# Working data:
========================
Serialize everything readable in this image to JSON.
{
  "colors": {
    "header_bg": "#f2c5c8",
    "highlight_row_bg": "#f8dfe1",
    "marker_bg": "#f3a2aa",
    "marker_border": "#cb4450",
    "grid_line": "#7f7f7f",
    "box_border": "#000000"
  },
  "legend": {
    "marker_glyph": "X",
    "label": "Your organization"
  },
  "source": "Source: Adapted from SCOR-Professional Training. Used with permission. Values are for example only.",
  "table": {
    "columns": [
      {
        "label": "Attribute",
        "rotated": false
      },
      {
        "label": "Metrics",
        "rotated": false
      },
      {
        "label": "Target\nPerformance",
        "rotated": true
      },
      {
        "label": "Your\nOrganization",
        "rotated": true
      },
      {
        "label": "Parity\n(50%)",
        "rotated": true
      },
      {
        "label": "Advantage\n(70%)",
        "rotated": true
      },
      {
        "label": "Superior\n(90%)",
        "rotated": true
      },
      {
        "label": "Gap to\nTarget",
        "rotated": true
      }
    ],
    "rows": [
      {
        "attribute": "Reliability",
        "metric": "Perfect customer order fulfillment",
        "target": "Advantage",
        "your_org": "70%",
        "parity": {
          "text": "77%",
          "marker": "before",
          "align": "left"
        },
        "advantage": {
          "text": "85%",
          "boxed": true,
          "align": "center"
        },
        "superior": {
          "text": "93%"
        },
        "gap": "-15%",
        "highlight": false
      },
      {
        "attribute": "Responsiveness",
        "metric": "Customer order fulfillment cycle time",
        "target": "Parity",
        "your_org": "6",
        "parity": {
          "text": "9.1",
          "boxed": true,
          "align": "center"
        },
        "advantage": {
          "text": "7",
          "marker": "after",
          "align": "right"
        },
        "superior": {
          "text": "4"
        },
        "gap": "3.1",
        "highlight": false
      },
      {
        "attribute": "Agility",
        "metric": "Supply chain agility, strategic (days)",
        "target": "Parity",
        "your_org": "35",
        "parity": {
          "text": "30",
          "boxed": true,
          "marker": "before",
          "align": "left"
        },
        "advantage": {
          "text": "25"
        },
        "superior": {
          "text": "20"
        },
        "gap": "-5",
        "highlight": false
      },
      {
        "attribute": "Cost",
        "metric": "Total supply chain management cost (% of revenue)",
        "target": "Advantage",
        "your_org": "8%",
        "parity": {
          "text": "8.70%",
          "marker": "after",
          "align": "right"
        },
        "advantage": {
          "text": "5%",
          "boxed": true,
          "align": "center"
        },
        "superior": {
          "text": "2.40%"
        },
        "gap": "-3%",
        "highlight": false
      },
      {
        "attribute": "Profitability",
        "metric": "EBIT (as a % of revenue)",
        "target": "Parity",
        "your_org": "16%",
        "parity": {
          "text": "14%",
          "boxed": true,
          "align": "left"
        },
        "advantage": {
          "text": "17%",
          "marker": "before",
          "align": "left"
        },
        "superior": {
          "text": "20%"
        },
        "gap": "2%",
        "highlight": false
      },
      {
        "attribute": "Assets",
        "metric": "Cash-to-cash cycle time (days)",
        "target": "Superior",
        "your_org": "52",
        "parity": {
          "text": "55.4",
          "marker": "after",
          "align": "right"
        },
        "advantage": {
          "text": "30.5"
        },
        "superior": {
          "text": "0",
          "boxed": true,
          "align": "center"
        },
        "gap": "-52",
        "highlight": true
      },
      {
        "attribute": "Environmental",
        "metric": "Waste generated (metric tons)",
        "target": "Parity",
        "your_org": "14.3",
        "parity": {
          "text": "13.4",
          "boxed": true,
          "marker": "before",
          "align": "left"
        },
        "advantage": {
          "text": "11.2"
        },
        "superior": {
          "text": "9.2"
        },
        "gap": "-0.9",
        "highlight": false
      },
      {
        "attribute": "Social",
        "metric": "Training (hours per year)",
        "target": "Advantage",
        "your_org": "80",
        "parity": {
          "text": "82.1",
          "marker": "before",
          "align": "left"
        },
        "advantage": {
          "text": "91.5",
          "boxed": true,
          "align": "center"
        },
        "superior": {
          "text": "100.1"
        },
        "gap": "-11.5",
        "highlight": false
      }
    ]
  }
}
========================
Extract every line above exactly as it stands.

Serialize everything readable in this image to JSON.
{
  "colors": {
    "header_bg": "#f2c5c8",
    "highlight_row_bg": "#f8dfe1",
    "marker_bg": "#f3a2aa",
    "marker_border": "#cb4450",
    "grid_line": "#7f7f7f",
    "box_border": "#000000"
  },
  "legend": {
    "marker_glyph": "X",
    "label": "Your organization"
  },
  "source": "Source: Adapted from SCOR-Professional Training. Used with permission. Values are for example only.",
  "table": {
    "columns": [
      {
        "label": "Attribute",
        "rotated": false
      },
      {
        "label": "Metrics",
        "rotated": false
      },
      {
        "label": "Target\nPerformance",
        "rotated": true
      },
      {
        "label": "Your\nOrganization",
        "rotated": true
      },
      {
        "label": "Parity\n(50%)",
        "rotated": true
      },
      {
        "label": "Advantage\n(70%)",
        "rotated": true
      },
      {
        "label": "Superior\n(90%)",
        "rotated": true
      },
      {
        "label": "Gap to\nTarget",
        "rotated": true
      }
    ],
    "rows": [
      {
        "attribute": "Reliability",
        "metric": "Perfect customer order fulfillment",
        "target": "Advantage",
        "your_org": "70%",
        "parity": {
          "text": "77%",
          "marker": "before",
          "align": "left"
        },
        "advantage": {
          "text": "85%",
          "boxed": true,
          "align": "center"
        },
        "superior": {
          "text": "93%"
        },
        "gap": "-15%",
        "highlight": false
      },
      {
        "attribute": "Responsiveness",
        "metric": "Customer order fulfillment cycle time",
        "target": "Parity",
        "your_org": "6",
        "parity": {
          "text": "9.1",
          "boxed": true,
          "align": "center"
        },
        "advantage": {
          "text": "7",
          "marker": "after",
          "align": "right"
        },
        "superior": {
          "text": "4"
        },
        "gap": "3.1",
        "highlight": false
      },
      {
        "attribute": "Agility",
        "metric": "Supply chain agility, strategic (days)",
        "target": "Parity",
        "your_org": "35",
        "parity": {
          "text": "30",
          "boxed": true,
          "marker": "before",
          "align": "left"
        },
        "advantage": {
          "text": "25"
        },
        "superior": {
          "text": "20"
        },
        "gap": "-5",
        "highlight": false
      },
      {
        "attribute": "Cost",
        "metric": "Total supply chain management cost (% of revenue)",
        "target": "Advantage",
        "your_org": "8%",
        "parity": {
          "text": "8.70%",
          "marker": "after",
          "align": "right"
        },
        "advantage": {
          "text": "5%",
          "boxed": true,
          "align": "center"
        },
        "superior": {
          "text": "2.40%"
        },
        "gap": "-3%",
        "highlight": false
      },
      {
        "attribute": "Profitability",
        "metric": "EBIT (as a % of revenue)",
        "target": "Parity",
        "your_org": "16%",
        "parity": {
          "text": "14%",
          "boxed": true,
          "align": "left"
        },
        "advantage": {
          "text": "17%",
          "marker": "before",
          "align": "left"
        },
        "superior": {
          "text": "20%"
        },
        "gap": "2%",
        "highlight": false
      },
      {
        "attribute": "Assets",
        "metric": "Cash-to-cash cycle time (days)",
        "target": "Superior",
        "your_org": "52",
        "parity": {
          "text": "55.4",
          "marker": "after",
          "align": "right"
        },
        "advantage": {
          "text": "30.5"
        },
        "superior": {
          "text": "0",
          "boxed": true,
          "align": "center"
        },
        "gap": "-52",
        "highlight": true
      },
      {
        "attribute": "Environmental",
        "metric": "Waste generated (metric tons)",
        "target": "Parity",
        "your_org": "14.3",
        "parity": {
          "text": "13.4",
          "boxed": true,
          "marker": "before",
          "align": "left"
        },
        "advantage": {
          "text": "11.2"
        },
        "superior": {
          "text": "9.2"
        },
        "gap": "-0.9",
        "highlight": false
      },
      {
        "attribute": "Social",
        "metric": "Training (hours per year)",
        "target": "Advantage",
        "your_org": "80",
        "parity": {
          "text": "82.1",
          "marker": "before",
          "align": "left"
        },
        "advantage": {
          "text": "91.5",
          "boxed": true,
          "align": "center"
        },
        "superior": {
          "text": "100.1"
        },
        "gap": "-11.5",
        "highlight": false
      }
    ]
  }
}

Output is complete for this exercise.